## Dataset listings of figures
● ● ● ● ● ● ●

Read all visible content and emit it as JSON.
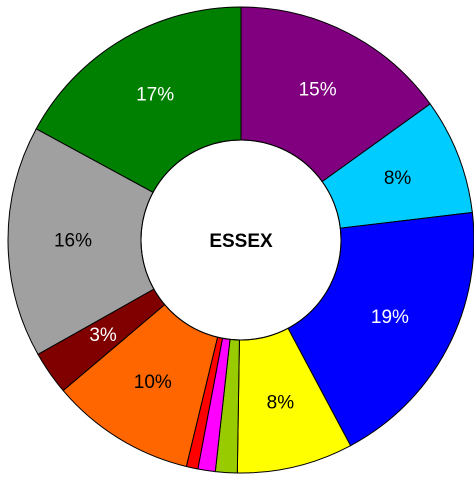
{
  "chart_data": {
    "type": "donut",
    "title": "ESSEX",
    "categories": [
      null,
      null,
      null,
      null,
      null,
      null,
      null,
      null,
      null,
      null,
      null
    ],
    "values": [
      15,
      8,
      19,
      8,
      1.5,
      1.2,
      0.8,
      10,
      3,
      16,
      17
    ],
    "value_labels": [
      "15%",
      "8%",
      "19%",
      "8%",
      null,
      null,
      null,
      "10%",
      "3%",
      "16%",
      "17%"
    ],
    "colors": [
      "#800080",
      "#00ccff",
      "#0000ff",
      "#ffff00",
      "#99cc00",
      "#ff00ff",
      "#ff0000",
      "#ff6600",
      "#800000",
      "#a0a0a0",
      "#008000"
    ],
    "label_colors": [
      "#ffffff",
      "#000000",
      "#ffffff",
      "#000000",
      "#000000",
      "#000000",
      "#000000",
      "#000000",
      "#ffffff",
      "#000000",
      "#ffffff"
    ],
    "start_angle": 0,
    "direction": "clockwise"
  }
}
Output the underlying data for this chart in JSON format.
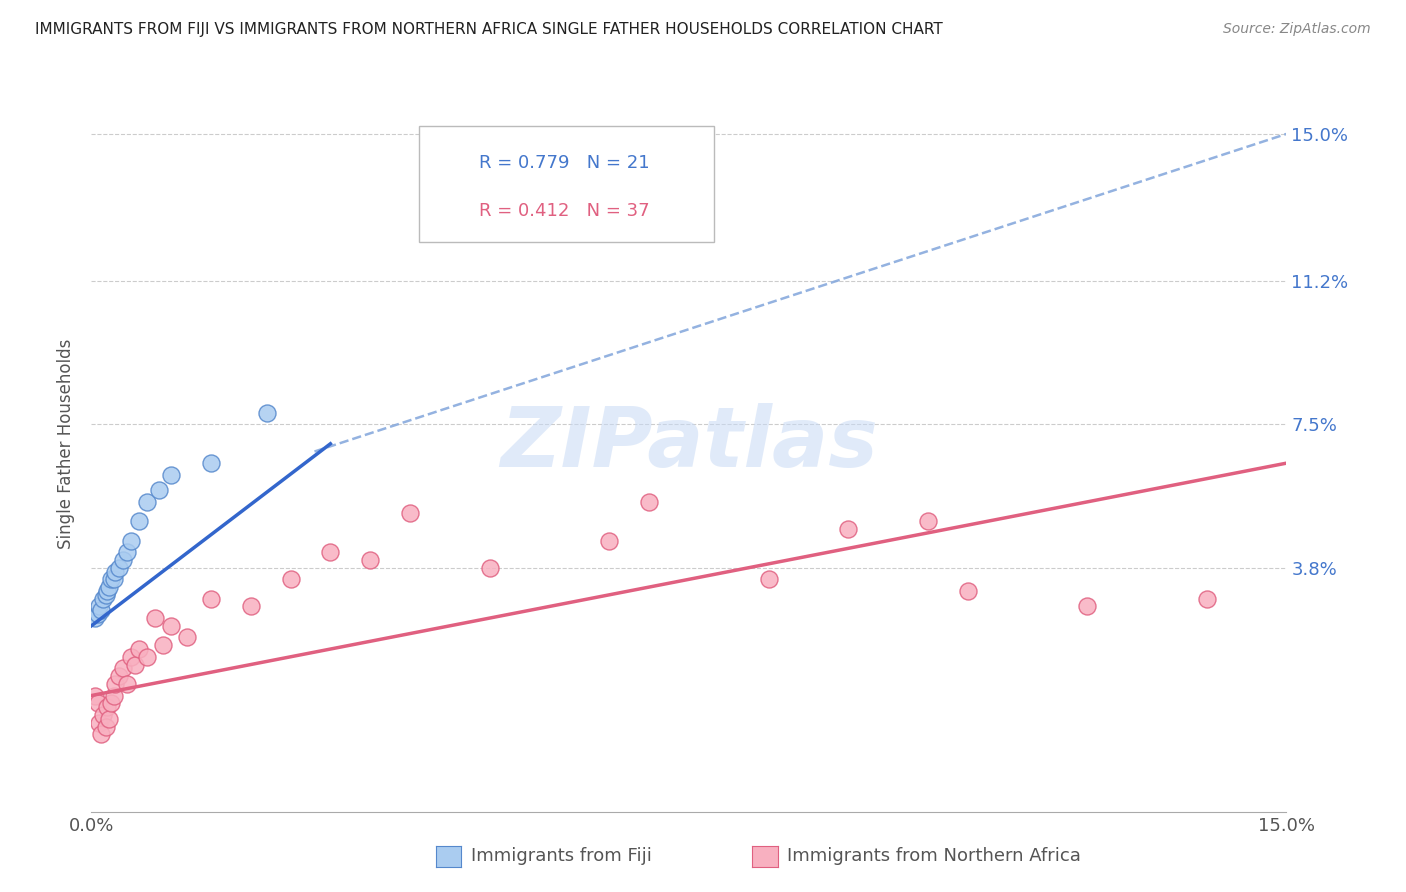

● ● ● ● ● ● ●

Count the lines above that contain the word "JSON". Give only the number.

## The solution
2